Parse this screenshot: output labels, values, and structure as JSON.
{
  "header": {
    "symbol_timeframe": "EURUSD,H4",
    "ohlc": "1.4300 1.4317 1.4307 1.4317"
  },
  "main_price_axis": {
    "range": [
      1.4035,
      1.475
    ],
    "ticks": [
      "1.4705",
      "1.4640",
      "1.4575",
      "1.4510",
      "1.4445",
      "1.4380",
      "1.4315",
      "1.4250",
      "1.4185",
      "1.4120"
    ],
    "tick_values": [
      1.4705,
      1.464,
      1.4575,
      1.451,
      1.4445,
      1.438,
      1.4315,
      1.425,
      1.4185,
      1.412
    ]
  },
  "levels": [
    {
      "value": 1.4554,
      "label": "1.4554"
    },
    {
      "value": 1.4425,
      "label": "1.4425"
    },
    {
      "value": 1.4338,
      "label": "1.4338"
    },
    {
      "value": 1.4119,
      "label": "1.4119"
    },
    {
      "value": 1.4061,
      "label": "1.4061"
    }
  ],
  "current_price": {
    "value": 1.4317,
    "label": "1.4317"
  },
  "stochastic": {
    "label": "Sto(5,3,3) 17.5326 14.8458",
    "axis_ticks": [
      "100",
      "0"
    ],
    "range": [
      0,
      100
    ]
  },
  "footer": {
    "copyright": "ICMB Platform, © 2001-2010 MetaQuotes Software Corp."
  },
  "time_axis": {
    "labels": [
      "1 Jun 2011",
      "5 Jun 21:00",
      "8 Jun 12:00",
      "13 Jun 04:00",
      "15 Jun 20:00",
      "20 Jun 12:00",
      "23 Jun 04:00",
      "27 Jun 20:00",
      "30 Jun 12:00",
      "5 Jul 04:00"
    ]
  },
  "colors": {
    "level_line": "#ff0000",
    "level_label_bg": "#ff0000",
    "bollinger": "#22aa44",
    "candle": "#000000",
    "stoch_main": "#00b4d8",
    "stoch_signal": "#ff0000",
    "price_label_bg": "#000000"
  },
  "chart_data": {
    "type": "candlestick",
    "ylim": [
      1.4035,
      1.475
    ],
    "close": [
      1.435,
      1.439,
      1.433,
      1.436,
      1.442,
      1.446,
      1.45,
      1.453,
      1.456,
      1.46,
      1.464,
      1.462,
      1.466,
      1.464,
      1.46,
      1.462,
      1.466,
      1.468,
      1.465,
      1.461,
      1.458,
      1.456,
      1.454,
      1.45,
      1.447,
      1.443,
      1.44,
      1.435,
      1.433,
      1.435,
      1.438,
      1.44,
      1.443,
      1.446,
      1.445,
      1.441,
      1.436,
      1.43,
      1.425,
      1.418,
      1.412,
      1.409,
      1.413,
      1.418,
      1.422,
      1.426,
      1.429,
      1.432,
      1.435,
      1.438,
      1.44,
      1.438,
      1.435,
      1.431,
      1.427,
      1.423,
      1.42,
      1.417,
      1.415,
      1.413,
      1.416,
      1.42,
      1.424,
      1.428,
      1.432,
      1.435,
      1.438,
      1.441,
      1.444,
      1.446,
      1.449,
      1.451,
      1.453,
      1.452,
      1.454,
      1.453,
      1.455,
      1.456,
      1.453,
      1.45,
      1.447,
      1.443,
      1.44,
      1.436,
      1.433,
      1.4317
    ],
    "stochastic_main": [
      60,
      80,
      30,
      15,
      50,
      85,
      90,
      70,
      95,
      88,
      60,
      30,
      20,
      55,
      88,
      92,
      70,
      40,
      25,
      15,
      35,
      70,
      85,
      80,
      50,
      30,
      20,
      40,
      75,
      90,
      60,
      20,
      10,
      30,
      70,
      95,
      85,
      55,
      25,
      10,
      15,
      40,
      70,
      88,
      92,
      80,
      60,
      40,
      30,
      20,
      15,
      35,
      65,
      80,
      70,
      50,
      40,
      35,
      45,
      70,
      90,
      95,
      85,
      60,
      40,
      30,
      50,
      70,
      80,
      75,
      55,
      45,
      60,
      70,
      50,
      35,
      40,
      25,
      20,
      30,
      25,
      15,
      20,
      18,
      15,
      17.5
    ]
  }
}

* Task description
Gather up every line from the listing above in which the word "labels" occurs.

* The result
Parse this screenshot: output labels, values, and structure as JSON.
    "labels": [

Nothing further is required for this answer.